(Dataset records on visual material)
============
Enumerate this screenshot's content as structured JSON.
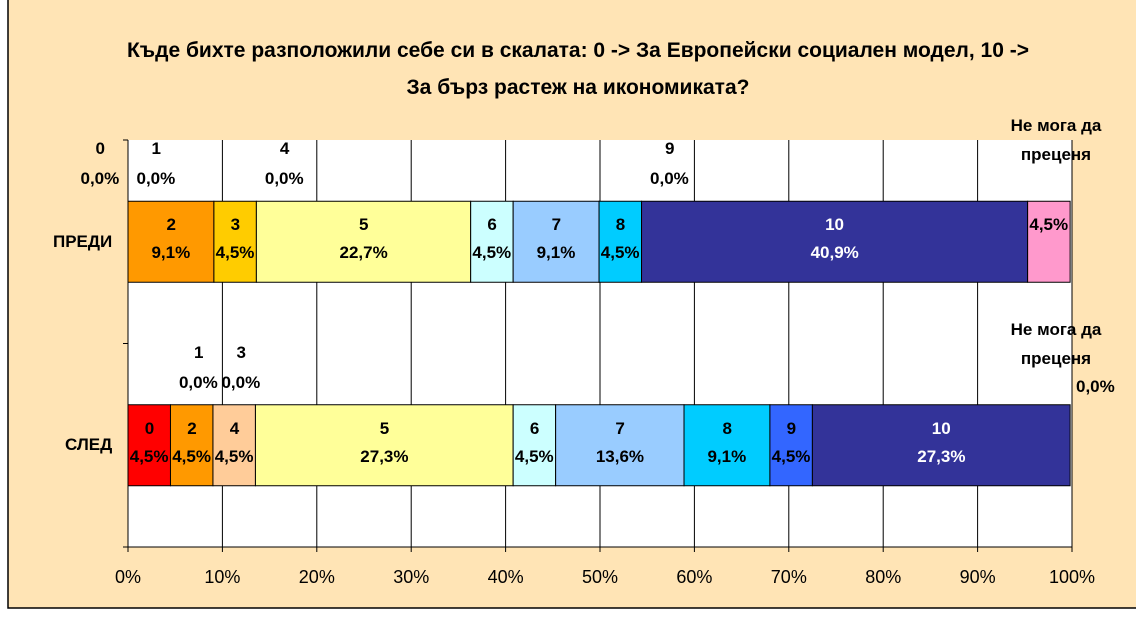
{
  "chart_data": {
    "type": "stacked_bar_100",
    "title": "Къде бихте разположили себе си в скалата: 0 -> За Европейски социален модел, 10 -> За бърз растеж на икономиката?",
    "categories": [
      "ПРЕДИ",
      "СЛЕД"
    ],
    "series": [
      {
        "name": "0",
        "color": "#FF0000",
        "values": [
          0,
          4.5
        ],
        "value_labels": [
          "0,0%",
          "4,5%"
        ]
      },
      {
        "name": "1",
        "color": "#FF6600",
        "values": [
          0,
          0
        ],
        "value_labels": [
          "0,0%",
          "0,0%"
        ]
      },
      {
        "name": "2",
        "color": "#FF9900",
        "values": [
          9.1,
          4.5
        ],
        "value_labels": [
          "9,1%",
          "4,5%"
        ]
      },
      {
        "name": "3",
        "color": "#FFCC00",
        "values": [
          4.5,
          0
        ],
        "value_labels": [
          "4,5%",
          "0,0%"
        ]
      },
      {
        "name": "4",
        "color": "#FFCC99",
        "values": [
          0,
          4.5
        ],
        "value_labels": [
          "0,0%",
          "4,5%"
        ]
      },
      {
        "name": "5",
        "color": "#FFFF99",
        "values": [
          22.7,
          27.3
        ],
        "value_labels": [
          "22,7%",
          "27,3%"
        ]
      },
      {
        "name": "6",
        "color": "#CCFFFF",
        "values": [
          4.5,
          4.5
        ],
        "value_labels": [
          "4,5%",
          "4,5%"
        ]
      },
      {
        "name": "7",
        "color": "#99CCFF",
        "values": [
          9.1,
          13.6
        ],
        "value_labels": [
          "9,1%",
          "13,6%"
        ]
      },
      {
        "name": "8",
        "color": "#00CCFF",
        "values": [
          4.5,
          9.1
        ],
        "value_labels": [
          "4,5%",
          "9,1%"
        ]
      },
      {
        "name": "9",
        "color": "#3366FF",
        "values": [
          0,
          4.5
        ],
        "value_labels": [
          "0,0%",
          "4,5%"
        ]
      },
      {
        "name": "10",
        "color": "#333399",
        "values": [
          40.9,
          27.3
        ],
        "value_labels": [
          "40,9%",
          "27,3%"
        ]
      },
      {
        "name": "Не мога да преценя",
        "color": "#FF99CC",
        "values": [
          4.5,
          0
        ],
        "value_labels": [
          "4,5%",
          "0,0%"
        ]
      }
    ],
    "xlim": [
      0,
      100
    ],
    "xticks": [
      {
        "value": 0,
        "label": "0%"
      },
      {
        "value": 10,
        "label": "10%"
      },
      {
        "value": 20,
        "label": "20%"
      },
      {
        "value": 30,
        "label": "30%"
      },
      {
        "value": 40,
        "label": "40%"
      },
      {
        "value": 50,
        "label": "50%"
      },
      {
        "value": 60,
        "label": "60%"
      },
      {
        "value": 70,
        "label": "70%"
      },
      {
        "value": 80,
        "label": "80%"
      },
      {
        "value": 90,
        "label": "90%"
      },
      {
        "value": 100,
        "label": "100%"
      }
    ],
    "grid": true
  }
}
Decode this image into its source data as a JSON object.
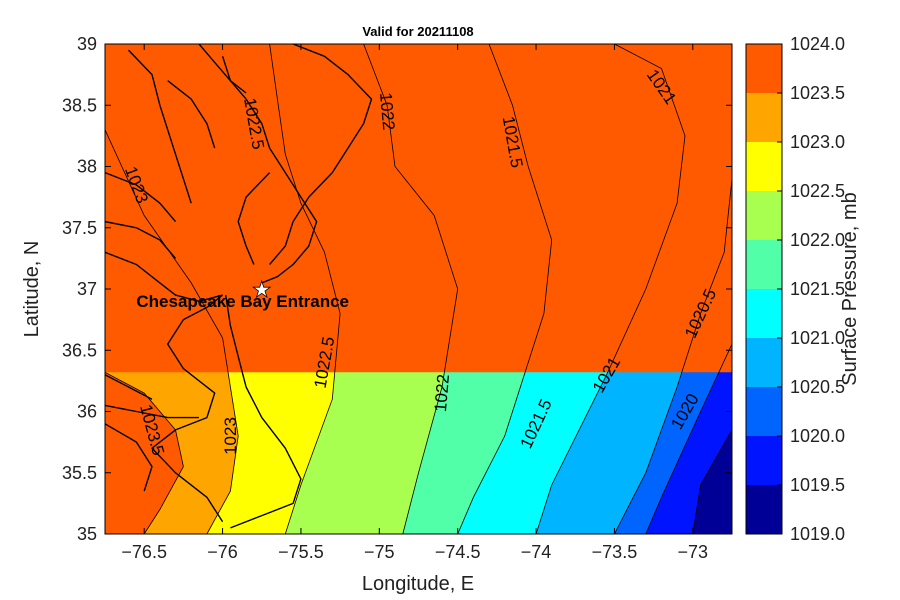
{
  "chart_data": {
    "type": "heatmap",
    "title": "Valid for 20211108",
    "xlabel": "Longitude, E",
    "ylabel": "Latitude, N",
    "xlim": [
      -76.75,
      -72.75
    ],
    "ylim": [
      35,
      39
    ],
    "x_ticks": [
      {
        "value": -76.5,
        "label": "−76.5"
      },
      {
        "value": -76,
        "label": "−76"
      },
      {
        "value": -75.5,
        "label": "−75.5"
      },
      {
        "value": -75,
        "label": "−75"
      },
      {
        "value": -74.5,
        "label": "−74.5"
      },
      {
        "value": -74,
        "label": "−74"
      },
      {
        "value": -73.5,
        "label": "−73.5"
      },
      {
        "value": -73,
        "label": "−73"
      }
    ],
    "y_ticks": [
      {
        "value": 39,
        "label": "39"
      },
      {
        "value": 38.5,
        "label": "38.5"
      },
      {
        "value": 38,
        "label": "38"
      },
      {
        "value": 37.5,
        "label": "37.5"
      },
      {
        "value": 37,
        "label": "37"
      },
      {
        "value": 36.5,
        "label": "36.5"
      },
      {
        "value": 36,
        "label": "36"
      },
      {
        "value": 35.5,
        "label": "35.5"
      },
      {
        "value": 35,
        "label": "35"
      }
    ],
    "colorbar": {
      "label": "Surface Pressure, mb",
      "ticks": [
        "1024.0",
        "1023.5",
        "1023.0",
        "1022.5",
        "1022.0",
        "1021.5",
        "1021.0",
        "1020.5",
        "1020.0",
        "1019.5",
        "1019.0"
      ],
      "levels": [
        {
          "min": 1023.5,
          "max": 1024.0,
          "color": "#ff5a00"
        },
        {
          "min": 1023.0,
          "max": 1023.5,
          "color": "#ffa500"
        },
        {
          "min": 1022.5,
          "max": 1023.0,
          "color": "#ffff00"
        },
        {
          "min": 1022.0,
          "max": 1022.5,
          "color": "#a8ff50"
        },
        {
          "min": 1021.5,
          "max": 1022.0,
          "color": "#50ffa8"
        },
        {
          "min": 1021.0,
          "max": 1021.5,
          "color": "#00ffff"
        },
        {
          "min": 1020.5,
          "max": 1021.0,
          "color": "#00b4ff"
        },
        {
          "min": 1020.0,
          "max": 1020.5,
          "color": "#0064ff"
        },
        {
          "min": 1019.5,
          "max": 1020.0,
          "color": "#0014ff"
        },
        {
          "min": 1019.0,
          "max": 1019.5,
          "color": "#000096"
        }
      ]
    },
    "contour_lines": [
      {
        "value": 1023.5,
        "points": [
          [
            -76.75,
            36.32
          ],
          [
            -76.5,
            36.15
          ],
          [
            -76.3,
            35.85
          ],
          [
            -76.25,
            35.55
          ],
          [
            -76.4,
            35.2
          ],
          [
            -76.5,
            35.0
          ]
        ]
      },
      {
        "value": 1023.0,
        "points": [
          [
            -76.75,
            38.3
          ],
          [
            -76.5,
            37.6
          ],
          [
            -76.2,
            37.05
          ],
          [
            -76.0,
            36.6
          ],
          [
            -75.9,
            35.8
          ],
          [
            -75.95,
            35.35
          ],
          [
            -76.1,
            35.0
          ]
        ]
      },
      {
        "value": 1022.5,
        "points": [
          [
            -75.7,
            39.0
          ],
          [
            -75.65,
            38.55
          ],
          [
            -75.6,
            38.1
          ],
          [
            -75.5,
            37.7
          ],
          [
            -75.35,
            37.3
          ],
          [
            -75.25,
            36.8
          ],
          [
            -75.3,
            36.1
          ],
          [
            -75.5,
            35.4
          ],
          [
            -75.6,
            35.0
          ]
        ]
      },
      {
        "value": 1022.0,
        "points": [
          [
            -75.1,
            39.0
          ],
          [
            -74.95,
            38.5
          ],
          [
            -74.9,
            38.0
          ],
          [
            -74.65,
            37.6
          ],
          [
            -74.5,
            37.0
          ],
          [
            -74.6,
            36.2
          ],
          [
            -74.75,
            35.5
          ],
          [
            -74.85,
            35.0
          ]
        ]
      },
      {
        "value": 1021.5,
        "points": [
          [
            -74.3,
            39.0
          ],
          [
            -74.15,
            38.5
          ],
          [
            -74.05,
            38.0
          ],
          [
            -73.9,
            37.4
          ],
          [
            -73.95,
            36.8
          ],
          [
            -74.2,
            35.8
          ],
          [
            -74.4,
            35.3
          ],
          [
            -74.5,
            35.0
          ]
        ]
      },
      {
        "value": 1021.0,
        "points": [
          [
            -73.5,
            39.0
          ],
          [
            -73.2,
            38.8
          ],
          [
            -73.05,
            38.25
          ],
          [
            -73.1,
            37.7
          ],
          [
            -73.3,
            37.0
          ],
          [
            -73.55,
            36.3
          ],
          [
            -73.9,
            35.4
          ],
          [
            -74.0,
            35.0
          ]
        ]
      },
      {
        "value": 1020.5,
        "points": [
          [
            -72.75,
            37.9
          ],
          [
            -72.8,
            37.3
          ],
          [
            -72.95,
            36.8
          ],
          [
            -73.1,
            36.2
          ],
          [
            -73.3,
            35.5
          ],
          [
            -73.5,
            35.0
          ]
        ]
      },
      {
        "value": 1020.0,
        "points": [
          [
            -72.75,
            36.55
          ],
          [
            -72.95,
            36.0
          ],
          [
            -73.2,
            35.3
          ],
          [
            -73.3,
            35.0
          ]
        ]
      },
      {
        "value": 1019.5,
        "points": [
          [
            -72.75,
            35.85
          ],
          [
            -72.95,
            35.4
          ],
          [
            -73.0,
            35.0
          ]
        ]
      }
    ],
    "contour_labels": [
      {
        "text": "1022.5",
        "lon": -75.8,
        "lat": 38.35,
        "angle": 80
      },
      {
        "text": "1022",
        "lon": -74.95,
        "lat": 38.45,
        "angle": 85
      },
      {
        "text": "1021.5",
        "lon": -74.15,
        "lat": 38.2,
        "angle": 80
      },
      {
        "text": "1021",
        "lon": -73.2,
        "lat": 38.65,
        "angle": 55
      },
      {
        "text": "1023",
        "lon": -76.55,
        "lat": 37.85,
        "angle": 70
      },
      {
        "text": "1022.5",
        "lon": -75.35,
        "lat": 36.4,
        "angle": -80
      },
      {
        "text": "1022",
        "lon": -74.6,
        "lat": 36.15,
        "angle": -85
      },
      {
        "text": "1021.5",
        "lon": -74.0,
        "lat": 35.9,
        "angle": -65
      },
      {
        "text": "1021",
        "lon": -73.55,
        "lat": 36.3,
        "angle": -60
      },
      {
        "text": "1020.5",
        "lon": -72.95,
        "lat": 36.8,
        "angle": -65
      },
      {
        "text": "1020",
        "lon": -73.05,
        "lat": 36.0,
        "angle": -60
      },
      {
        "text": "1023.5",
        "lon": -76.45,
        "lat": 35.85,
        "angle": 75
      },
      {
        "text": "1023",
        "lon": -75.95,
        "lat": 35.8,
        "angle": -90
      }
    ],
    "marker": {
      "label": "Chesapeake Bay Entrance",
      "lon": -75.75,
      "lat": 37.0,
      "symbol": "star"
    },
    "coastline_color": "#000000",
    "grid": false
  }
}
============
_REQUEST:_
Go through the entries and return each line where the word "name" appears.

_RESULT FOR THIS TASK:_
        "name": "0",
        "name": "1",
        "name": "2",
        "name": "3",
        "name": "4",
        "name": "5",
        "name": "6",
        "name": "7",
        "name": "8",
        "name": "9",
        "name": "10",
        "name": "Не мога да преценя",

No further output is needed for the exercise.